Records that describe figures:
■ ■ ■ ■ ■
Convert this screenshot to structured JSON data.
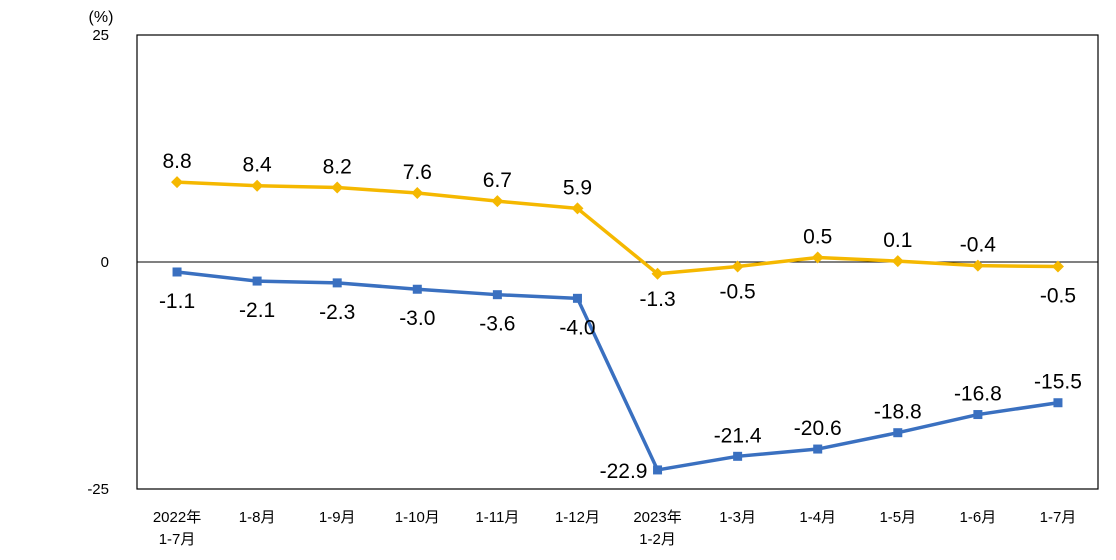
{
  "chart_data": {
    "type": "line",
    "ylabel": "(%)",
    "ylim": [
      -25,
      25
    ],
    "yticks": [
      "25",
      "0",
      "-25"
    ],
    "categories": [
      [
        "2022年",
        "1-7月"
      ],
      [
        "1-8月"
      ],
      [
        "1-9月"
      ],
      [
        "1-10月"
      ],
      [
        "1-11月"
      ],
      [
        "1-12月"
      ],
      [
        "2023年",
        "1-2月"
      ],
      [
        "1-3月"
      ],
      [
        "1-4月"
      ],
      [
        "1-5月"
      ],
      [
        "1-6月"
      ],
      [
        "1-7月"
      ]
    ],
    "grid": false,
    "series": [
      {
        "color": "#f5b800",
        "marker": "diamond",
        "values": [
          8.8,
          8.4,
          8.2,
          7.6,
          6.7,
          5.9,
          -1.3,
          -0.5,
          0.5,
          0.1,
          -0.4,
          -0.5
        ],
        "labels": [
          "8.8",
          "8.4",
          "8.2",
          "7.6",
          "6.7",
          "5.9",
          "-1.3",
          "-0.5",
          "0.5",
          "0.1",
          "-0.4",
          "-0.5"
        ]
      },
      {
        "color": "#3a70c0",
        "marker": "square",
        "values": [
          -1.1,
          -2.1,
          -2.3,
          -3.0,
          -3.6,
          -4.0,
          -22.9,
          -21.4,
          -20.6,
          -18.8,
          -16.8,
          -15.5
        ],
        "labels": [
          "-1.1",
          "-2.1",
          "-2.3",
          "-3.0",
          "-3.6",
          "-4.0",
          "-22.9",
          "-21.4",
          "-20.6",
          "-18.8",
          "-16.8",
          "-15.5"
        ]
      }
    ]
  }
}
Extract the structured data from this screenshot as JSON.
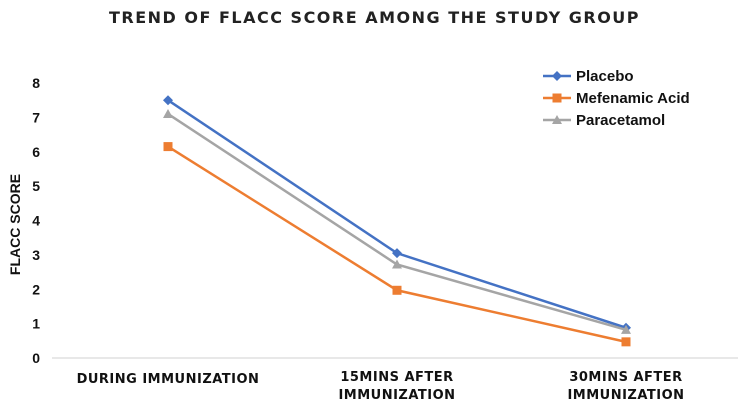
■ ■ ■ ■ ■
■ INSTRUCTIONS TO FOLLOW: Go through the records and pull out each line that includes the word "structured".

■ SOLUTION FOR THIS PROBLEM:
Convert this screenshot to structured JSON data.
Extract the structured data from this screenshot as JSON.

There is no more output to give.